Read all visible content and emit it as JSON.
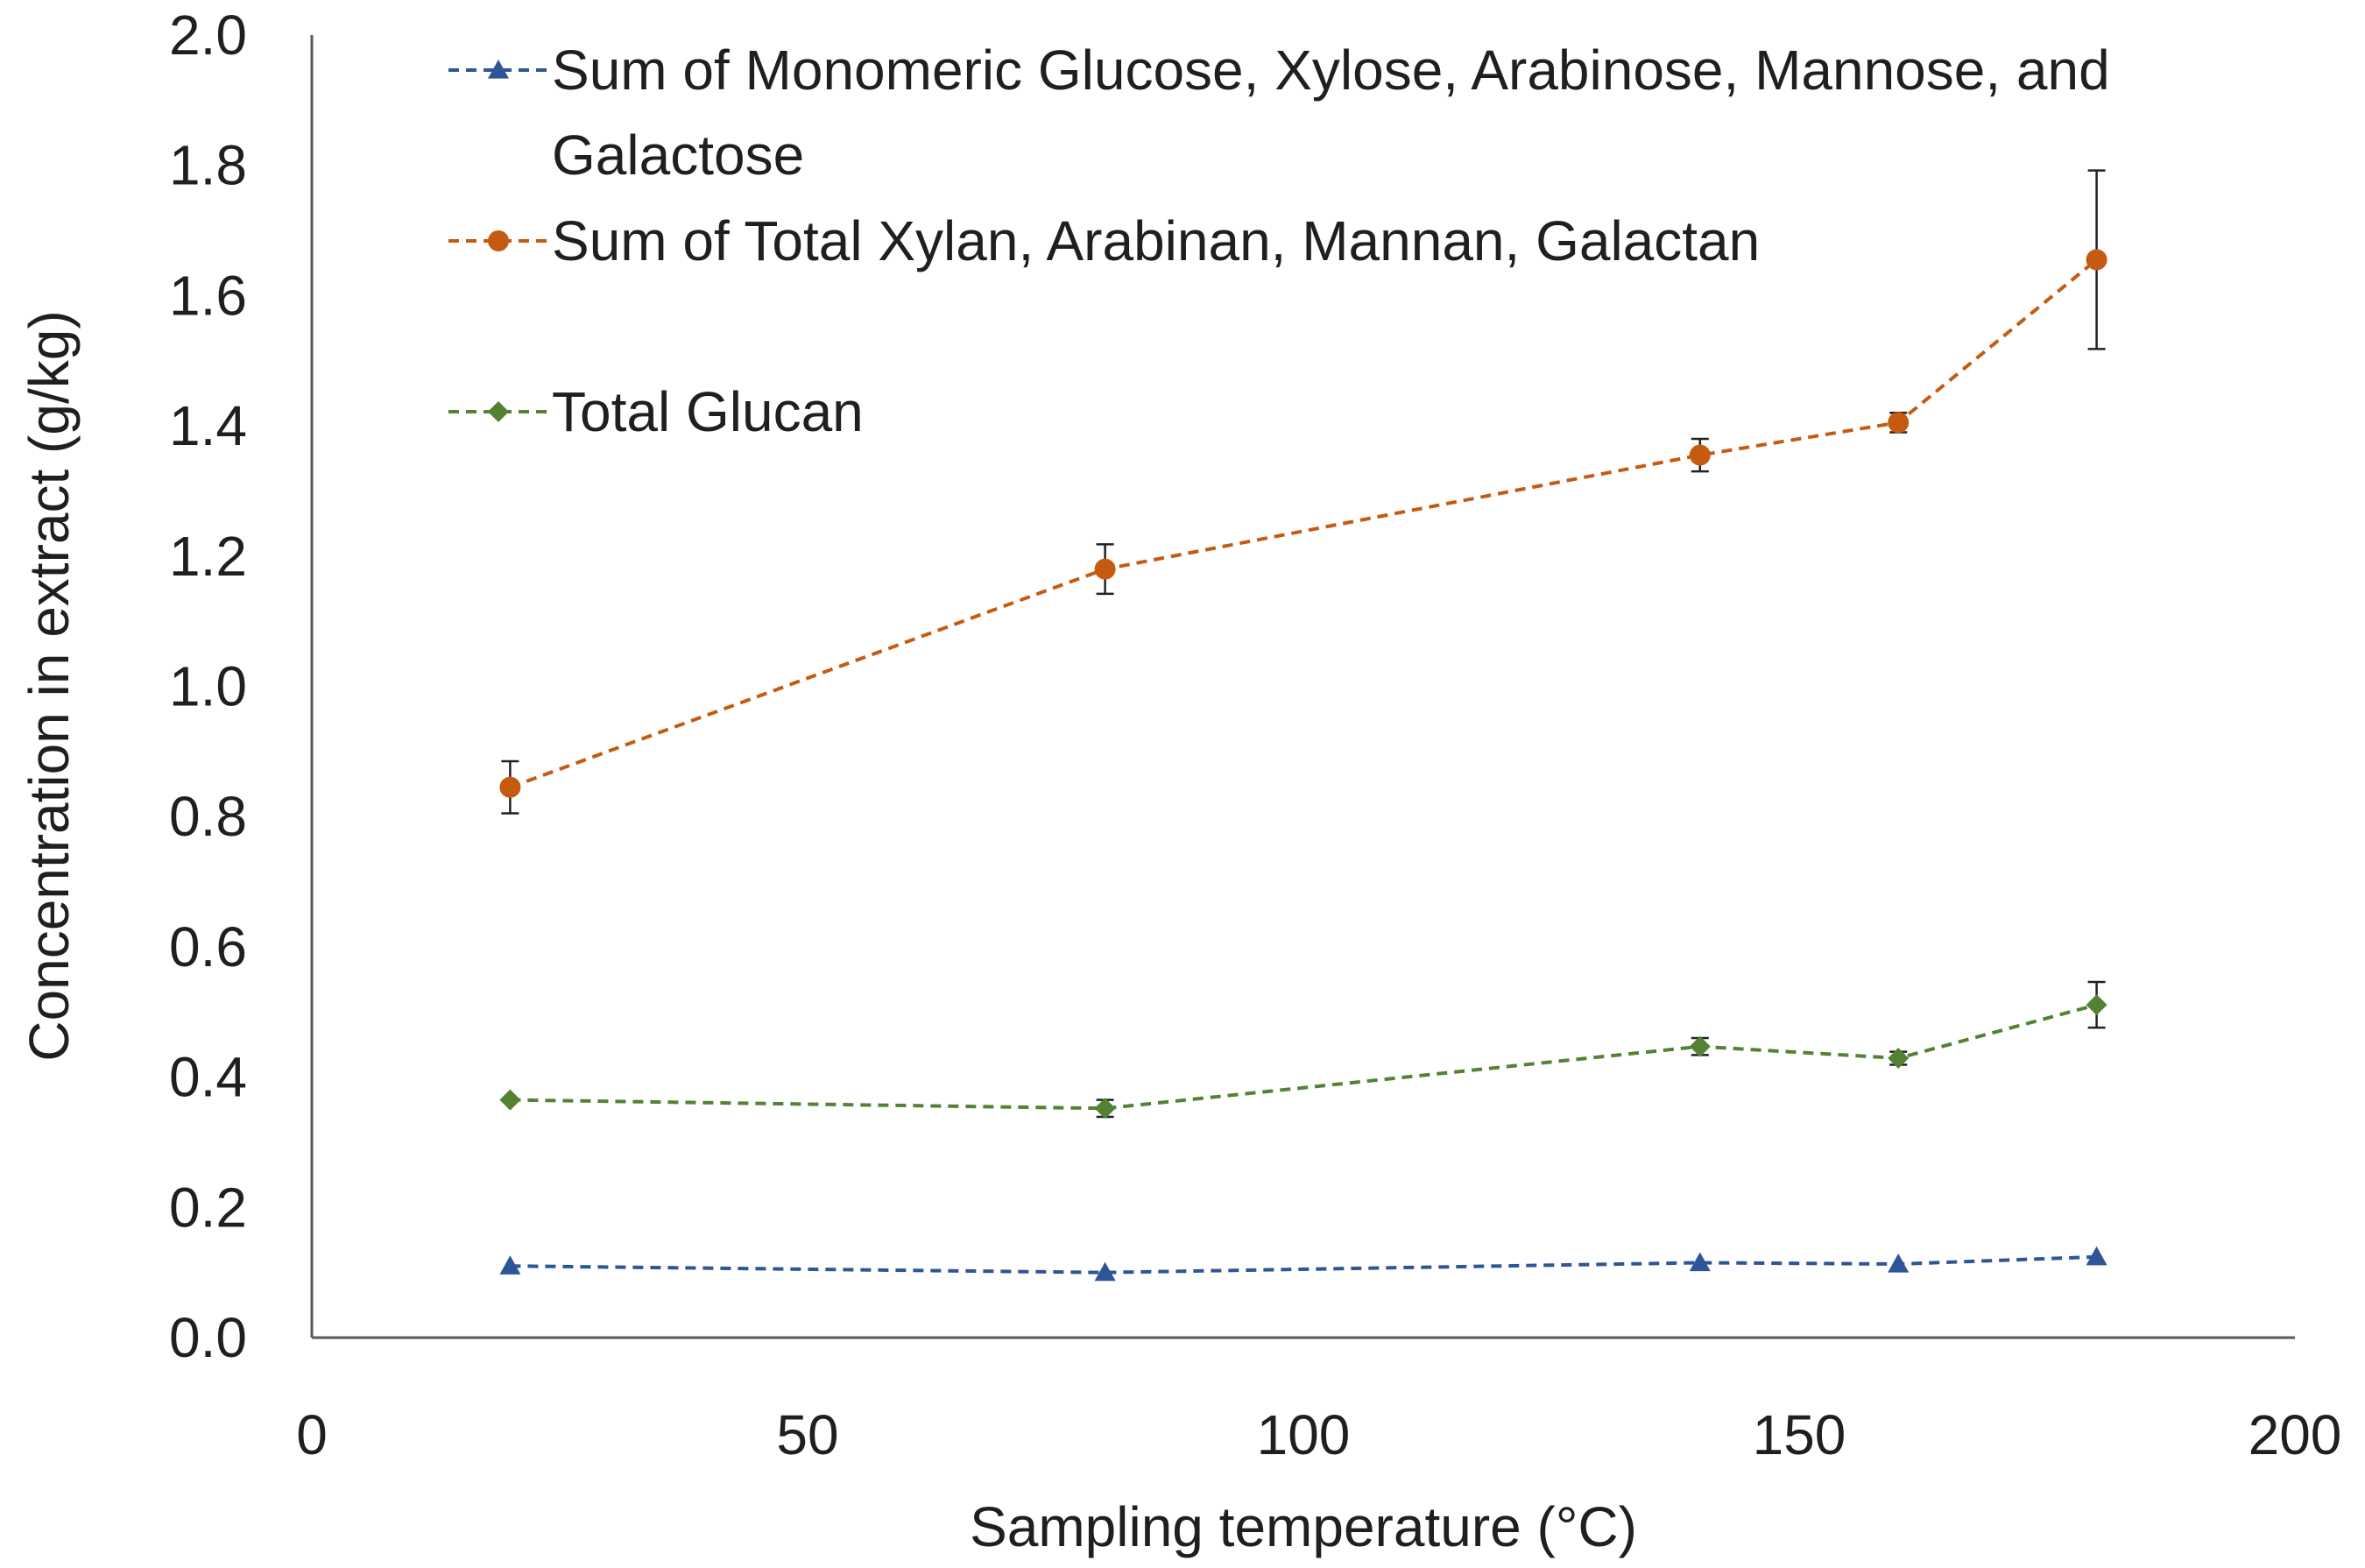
{
  "chart_data": {
    "type": "line",
    "xlabel": "Sampling temperature (°C)",
    "ylabel": "Concentration in extract (g/kg)",
    "xlim": [
      0,
      200
    ],
    "ylim": [
      0.0,
      2.0
    ],
    "x_ticks": [
      "0",
      "50",
      "100",
      "150",
      "200"
    ],
    "y_ticks": [
      "0.0",
      "0.2",
      "0.4",
      "0.6",
      "0.8",
      "1.0",
      "1.2",
      "1.4",
      "1.6",
      "1.8",
      "2.0"
    ],
    "grid": false,
    "legend_position": "top",
    "x": [
      20,
      80,
      140,
      160,
      180
    ],
    "series": [
      {
        "name": "Sum of Monomeric Glucose, Xylose, Arabinose, Mannose, and Galactose",
        "legend_lines": [
          "Sum of Monomeric Glucose, Xylose, Arabinose, Mannose, and",
          "Galactose"
        ],
        "color": "#2e5597",
        "marker": "triangle",
        "values": [
          0.11,
          0.1,
          0.115,
          0.113,
          0.124
        ],
        "errors": [
          0,
          0,
          0,
          0,
          0
        ]
      },
      {
        "name": "Sum of Total Xylan, Arabinan, Mannan, Galactan",
        "legend_lines": [
          "Sum of Total Xylan, Arabinan, Mannan, Galactan"
        ],
        "color": "#c55a11",
        "marker": "circle",
        "values": [
          0.845,
          1.18,
          1.355,
          1.405,
          1.655
        ],
        "errors": [
          0.04,
          0.038,
          0.025,
          0.015,
          0.137
        ]
      },
      {
        "name": "Total Glucan",
        "legend_lines": [
          "Total Glucan"
        ],
        "color": "#548235",
        "marker": "diamond",
        "values": [
          0.365,
          0.352,
          0.447,
          0.429,
          0.511
        ],
        "errors": [
          0,
          0.013,
          0.013,
          0.01,
          0.035
        ]
      }
    ]
  }
}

-=-=-=-=-

> WHAT YOU SHOULD DO
Output the entries above exactly. Drop the pictures.

> RESPONSE TO THIS EXERCISE
Read all visible content and emit it as JSON.
{
  "chart_data": {
    "type": "line",
    "xlabel": "Sampling temperature (°C)",
    "ylabel": "Concentration in extract (g/kg)",
    "xlim": [
      0,
      200
    ],
    "ylim": [
      0.0,
      2.0
    ],
    "x_ticks": [
      "0",
      "50",
      "100",
      "150",
      "200"
    ],
    "y_ticks": [
      "0.0",
      "0.2",
      "0.4",
      "0.6",
      "0.8",
      "1.0",
      "1.2",
      "1.4",
      "1.6",
      "1.8",
      "2.0"
    ],
    "grid": false,
    "legend_position": "top",
    "x": [
      20,
      80,
      140,
      160,
      180
    ],
    "series": [
      {
        "name": "Sum of Monomeric Glucose, Xylose, Arabinose, Mannose, and Galactose",
        "legend_lines": [
          "Sum of Monomeric Glucose, Xylose, Arabinose, Mannose, and",
          "Galactose"
        ],
        "color": "#2e5597",
        "marker": "triangle",
        "values": [
          0.11,
          0.1,
          0.115,
          0.113,
          0.124
        ],
        "errors": [
          0,
          0,
          0,
          0,
          0
        ]
      },
      {
        "name": "Sum of Total Xylan, Arabinan, Mannan, Galactan",
        "legend_lines": [
          "Sum of Total Xylan, Arabinan, Mannan, Galactan"
        ],
        "color": "#c55a11",
        "marker": "circle",
        "values": [
          0.845,
          1.18,
          1.355,
          1.405,
          1.655
        ],
        "errors": [
          0.04,
          0.038,
          0.025,
          0.015,
          0.137
        ]
      },
      {
        "name": "Total Glucan",
        "legend_lines": [
          "Total Glucan"
        ],
        "color": "#548235",
        "marker": "diamond",
        "values": [
          0.365,
          0.352,
          0.447,
          0.429,
          0.511
        ],
        "errors": [
          0,
          0.013,
          0.013,
          0.01,
          0.035
        ]
      }
    ]
  }
}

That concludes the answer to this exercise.